Of all the lines in the material below, how many include the string "this"? Give the number only.

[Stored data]
━━━━━━━━━━━━━━━━━━━━━━━━━━━━━━
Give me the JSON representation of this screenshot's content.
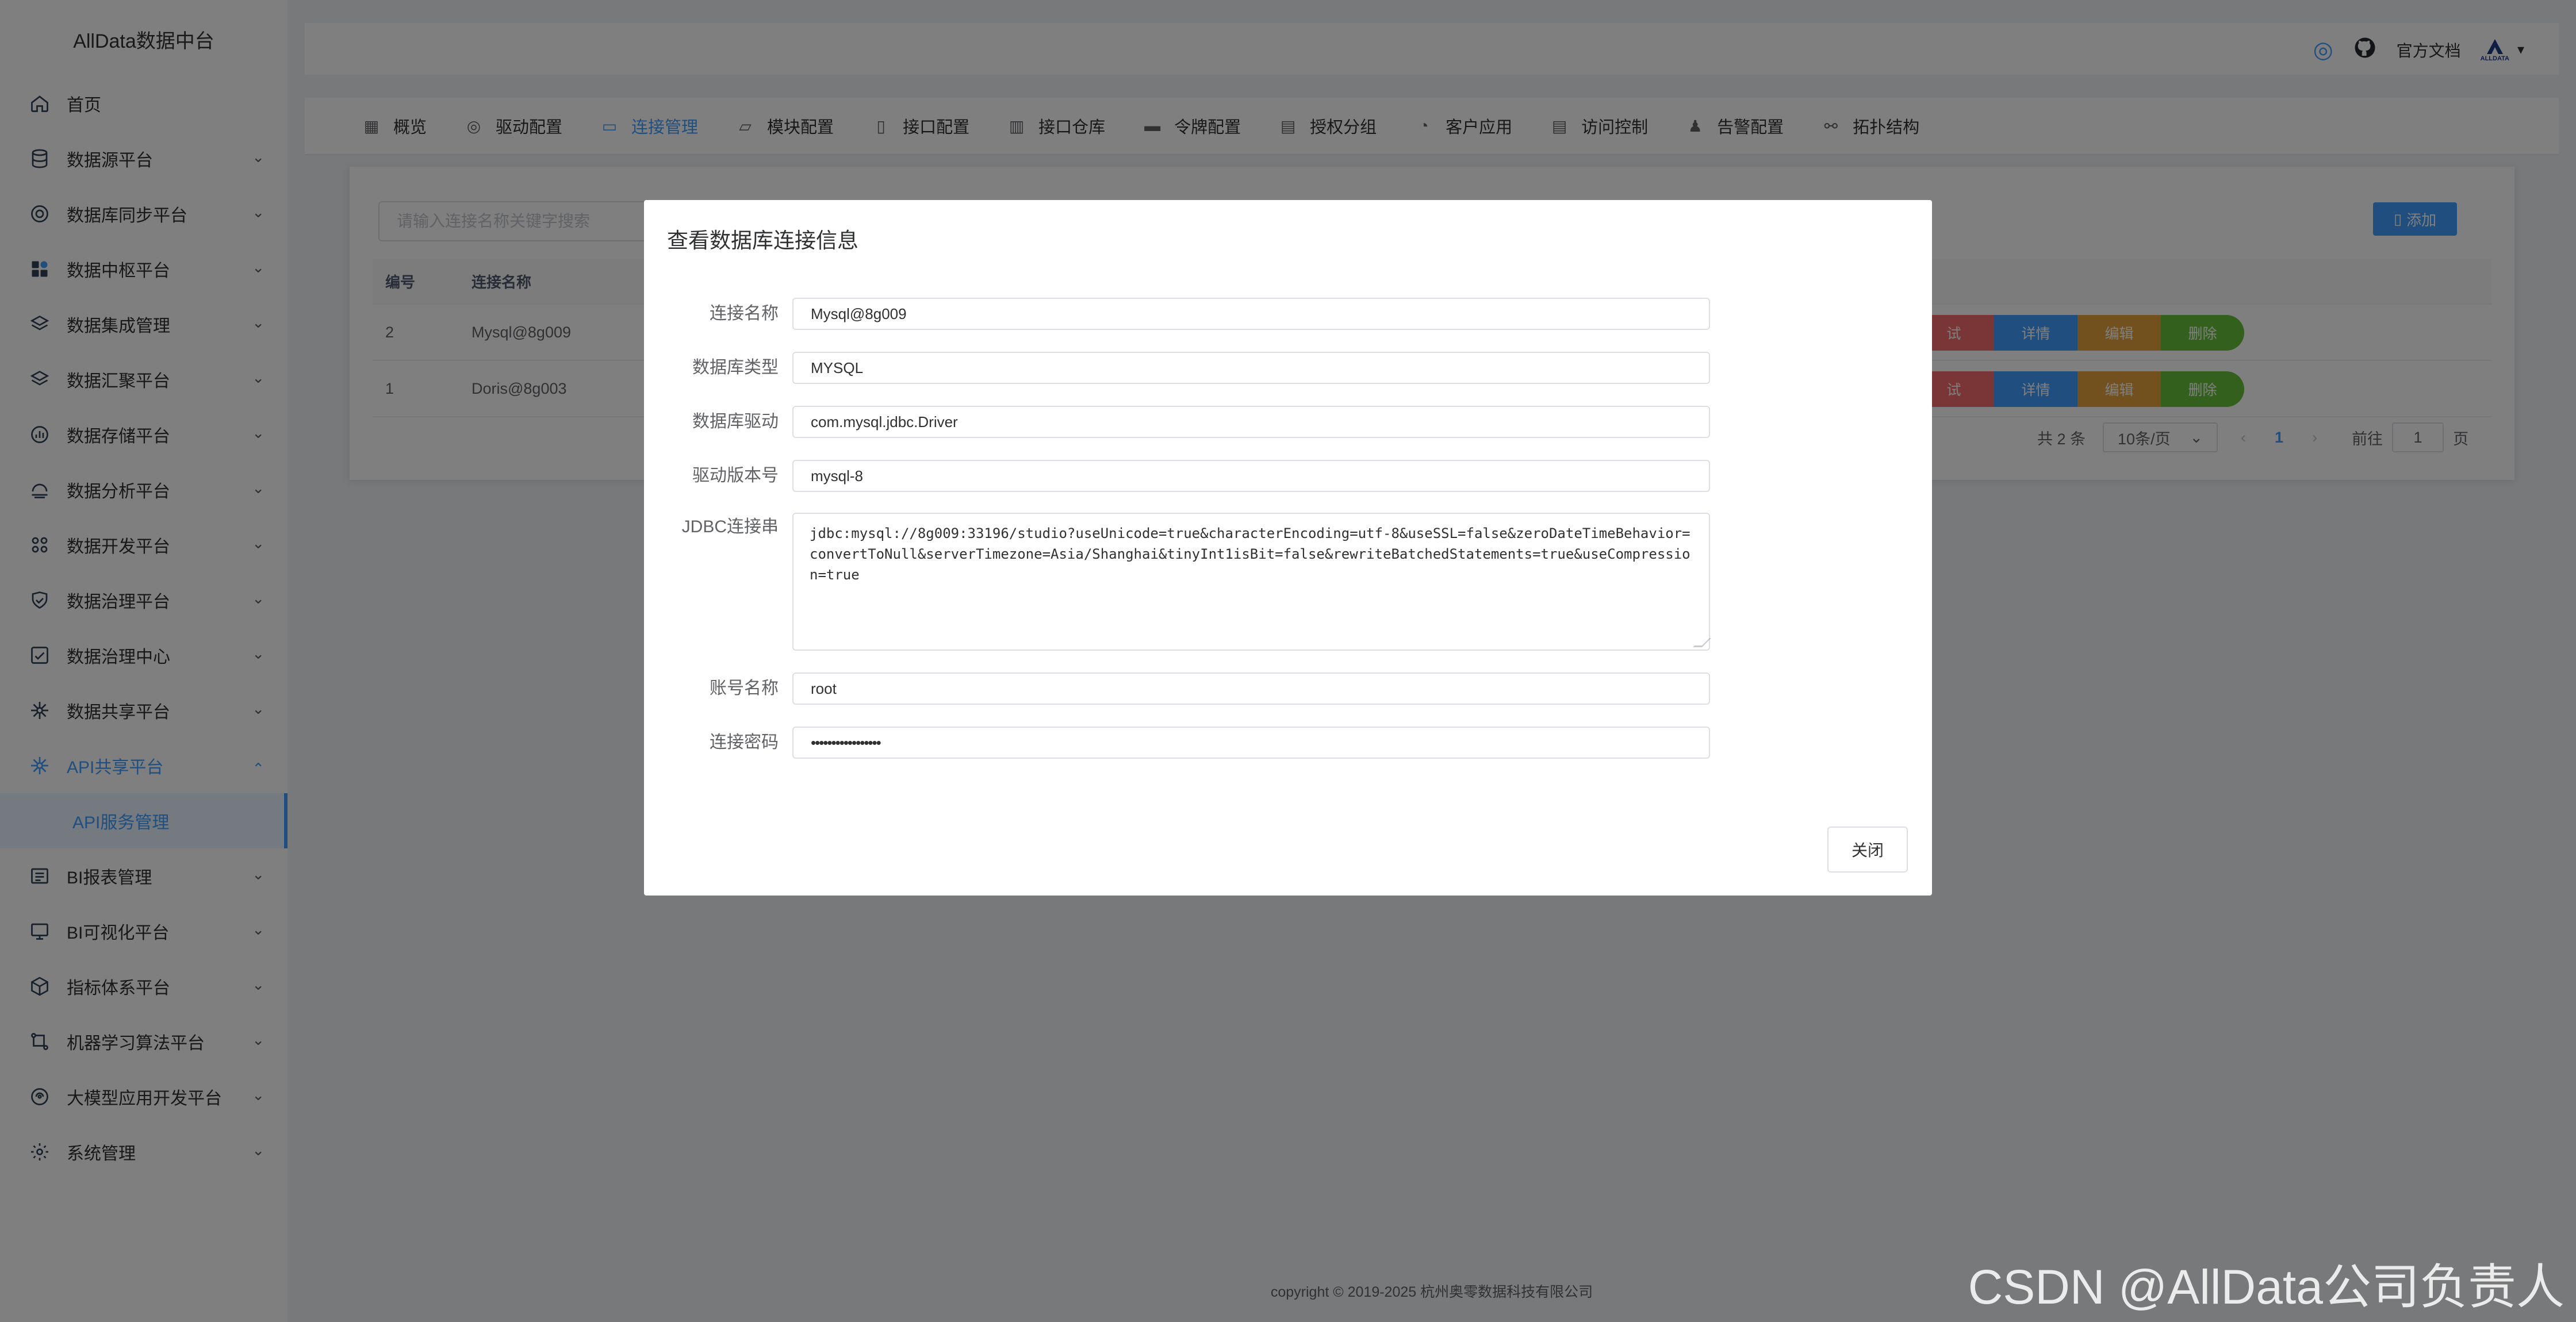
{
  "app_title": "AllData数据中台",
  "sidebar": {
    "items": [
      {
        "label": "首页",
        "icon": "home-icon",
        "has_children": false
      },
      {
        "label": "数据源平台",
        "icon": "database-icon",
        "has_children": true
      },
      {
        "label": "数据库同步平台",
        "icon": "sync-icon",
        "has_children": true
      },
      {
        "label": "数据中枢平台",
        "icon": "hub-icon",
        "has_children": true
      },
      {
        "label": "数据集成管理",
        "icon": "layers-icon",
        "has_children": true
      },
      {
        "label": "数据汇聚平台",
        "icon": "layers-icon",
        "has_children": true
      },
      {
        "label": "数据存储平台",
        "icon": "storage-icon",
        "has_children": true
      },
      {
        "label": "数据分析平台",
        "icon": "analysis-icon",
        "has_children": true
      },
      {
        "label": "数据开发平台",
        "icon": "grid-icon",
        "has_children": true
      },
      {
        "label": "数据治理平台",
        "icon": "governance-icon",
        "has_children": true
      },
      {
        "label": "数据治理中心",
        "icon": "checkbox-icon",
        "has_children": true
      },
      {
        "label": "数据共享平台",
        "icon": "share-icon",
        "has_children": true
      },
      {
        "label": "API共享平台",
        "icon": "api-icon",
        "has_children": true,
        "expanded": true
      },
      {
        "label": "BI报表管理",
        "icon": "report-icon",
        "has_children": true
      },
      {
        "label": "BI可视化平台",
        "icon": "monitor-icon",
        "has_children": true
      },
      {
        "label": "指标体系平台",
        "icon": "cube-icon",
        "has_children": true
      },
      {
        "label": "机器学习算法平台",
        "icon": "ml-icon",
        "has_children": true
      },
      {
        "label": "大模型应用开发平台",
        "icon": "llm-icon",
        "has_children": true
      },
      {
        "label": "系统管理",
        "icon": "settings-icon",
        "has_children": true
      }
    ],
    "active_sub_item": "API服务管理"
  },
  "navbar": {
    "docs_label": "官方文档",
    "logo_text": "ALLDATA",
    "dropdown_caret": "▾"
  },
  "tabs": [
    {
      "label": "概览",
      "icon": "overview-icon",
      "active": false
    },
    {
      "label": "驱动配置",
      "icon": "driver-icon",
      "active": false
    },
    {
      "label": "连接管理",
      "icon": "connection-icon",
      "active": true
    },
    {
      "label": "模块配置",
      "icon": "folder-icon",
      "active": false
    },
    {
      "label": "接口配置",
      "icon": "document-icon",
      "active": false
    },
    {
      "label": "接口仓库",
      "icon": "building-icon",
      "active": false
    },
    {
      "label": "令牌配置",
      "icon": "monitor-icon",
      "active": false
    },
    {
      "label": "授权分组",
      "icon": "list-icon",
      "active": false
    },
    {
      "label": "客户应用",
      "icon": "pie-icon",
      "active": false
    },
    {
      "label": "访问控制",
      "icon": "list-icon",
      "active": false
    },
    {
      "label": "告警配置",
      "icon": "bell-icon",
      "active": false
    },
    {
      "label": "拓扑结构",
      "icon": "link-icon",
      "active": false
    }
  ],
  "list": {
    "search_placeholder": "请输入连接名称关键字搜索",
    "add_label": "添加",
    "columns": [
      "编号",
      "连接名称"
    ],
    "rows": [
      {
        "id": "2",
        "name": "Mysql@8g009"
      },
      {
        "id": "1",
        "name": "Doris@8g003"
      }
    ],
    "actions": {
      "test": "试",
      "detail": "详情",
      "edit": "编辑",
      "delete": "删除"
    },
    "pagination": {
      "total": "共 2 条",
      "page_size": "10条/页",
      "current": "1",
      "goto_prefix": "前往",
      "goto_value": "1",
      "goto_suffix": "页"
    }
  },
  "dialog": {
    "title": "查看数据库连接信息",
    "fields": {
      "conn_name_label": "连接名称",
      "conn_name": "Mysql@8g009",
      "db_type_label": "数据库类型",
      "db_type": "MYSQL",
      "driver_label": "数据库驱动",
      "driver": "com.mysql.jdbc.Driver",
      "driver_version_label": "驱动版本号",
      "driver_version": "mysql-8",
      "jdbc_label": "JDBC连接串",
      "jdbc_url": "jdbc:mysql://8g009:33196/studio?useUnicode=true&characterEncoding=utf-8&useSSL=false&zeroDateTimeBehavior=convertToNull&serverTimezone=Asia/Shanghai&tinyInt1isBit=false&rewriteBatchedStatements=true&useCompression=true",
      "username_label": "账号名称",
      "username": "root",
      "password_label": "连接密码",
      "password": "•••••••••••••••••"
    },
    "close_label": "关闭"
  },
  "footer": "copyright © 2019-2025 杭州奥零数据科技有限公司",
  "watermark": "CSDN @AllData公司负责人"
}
━━━━━━━━━━━━━━━━━━━━━━━━━━━━━━
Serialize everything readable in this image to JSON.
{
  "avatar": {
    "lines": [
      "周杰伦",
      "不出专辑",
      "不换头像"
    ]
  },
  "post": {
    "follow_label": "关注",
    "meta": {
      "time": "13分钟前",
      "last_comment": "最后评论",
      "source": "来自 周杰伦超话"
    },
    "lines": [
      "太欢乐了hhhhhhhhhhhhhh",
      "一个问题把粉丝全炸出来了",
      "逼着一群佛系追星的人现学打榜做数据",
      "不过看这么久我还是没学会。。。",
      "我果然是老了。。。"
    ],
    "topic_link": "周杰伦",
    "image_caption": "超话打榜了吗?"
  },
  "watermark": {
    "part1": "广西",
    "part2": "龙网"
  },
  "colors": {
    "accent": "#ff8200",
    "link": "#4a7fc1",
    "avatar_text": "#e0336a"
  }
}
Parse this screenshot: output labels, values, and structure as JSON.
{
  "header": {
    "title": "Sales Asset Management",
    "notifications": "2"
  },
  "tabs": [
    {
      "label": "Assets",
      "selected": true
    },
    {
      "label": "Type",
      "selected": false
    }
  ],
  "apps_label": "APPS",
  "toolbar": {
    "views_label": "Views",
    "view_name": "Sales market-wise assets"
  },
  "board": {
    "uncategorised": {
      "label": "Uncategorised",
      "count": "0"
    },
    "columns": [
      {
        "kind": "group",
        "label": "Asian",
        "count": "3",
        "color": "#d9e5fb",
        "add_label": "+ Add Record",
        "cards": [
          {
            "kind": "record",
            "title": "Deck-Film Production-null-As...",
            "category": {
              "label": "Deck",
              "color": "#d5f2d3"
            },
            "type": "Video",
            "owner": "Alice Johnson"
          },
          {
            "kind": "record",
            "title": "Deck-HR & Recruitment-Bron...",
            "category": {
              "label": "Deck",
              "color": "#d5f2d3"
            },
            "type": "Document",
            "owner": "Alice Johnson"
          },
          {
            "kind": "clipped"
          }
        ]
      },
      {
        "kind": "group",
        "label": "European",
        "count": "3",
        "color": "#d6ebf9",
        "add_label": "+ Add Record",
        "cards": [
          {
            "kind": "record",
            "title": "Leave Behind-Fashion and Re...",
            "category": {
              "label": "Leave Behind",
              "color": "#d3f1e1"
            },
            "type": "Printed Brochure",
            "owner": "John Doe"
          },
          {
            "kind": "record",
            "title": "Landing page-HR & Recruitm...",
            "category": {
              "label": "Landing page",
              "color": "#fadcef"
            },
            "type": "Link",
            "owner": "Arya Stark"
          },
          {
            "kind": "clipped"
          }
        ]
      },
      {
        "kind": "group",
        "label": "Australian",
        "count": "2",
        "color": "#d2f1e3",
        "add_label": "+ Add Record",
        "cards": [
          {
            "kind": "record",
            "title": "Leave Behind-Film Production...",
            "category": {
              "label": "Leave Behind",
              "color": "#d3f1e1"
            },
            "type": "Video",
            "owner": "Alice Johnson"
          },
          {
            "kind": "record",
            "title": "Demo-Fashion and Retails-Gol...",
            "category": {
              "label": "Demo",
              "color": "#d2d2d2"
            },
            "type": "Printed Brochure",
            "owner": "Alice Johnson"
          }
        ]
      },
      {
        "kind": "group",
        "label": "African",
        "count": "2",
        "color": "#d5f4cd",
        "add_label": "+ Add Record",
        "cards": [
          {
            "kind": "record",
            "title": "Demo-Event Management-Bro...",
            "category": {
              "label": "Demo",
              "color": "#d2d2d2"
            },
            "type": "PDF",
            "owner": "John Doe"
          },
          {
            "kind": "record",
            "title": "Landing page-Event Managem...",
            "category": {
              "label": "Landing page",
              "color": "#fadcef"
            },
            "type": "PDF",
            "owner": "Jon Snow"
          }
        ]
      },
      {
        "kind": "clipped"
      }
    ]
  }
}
━━━━━━━━━━━━━━━━━━━━━━━━━━━━━━
→ **Task result**
3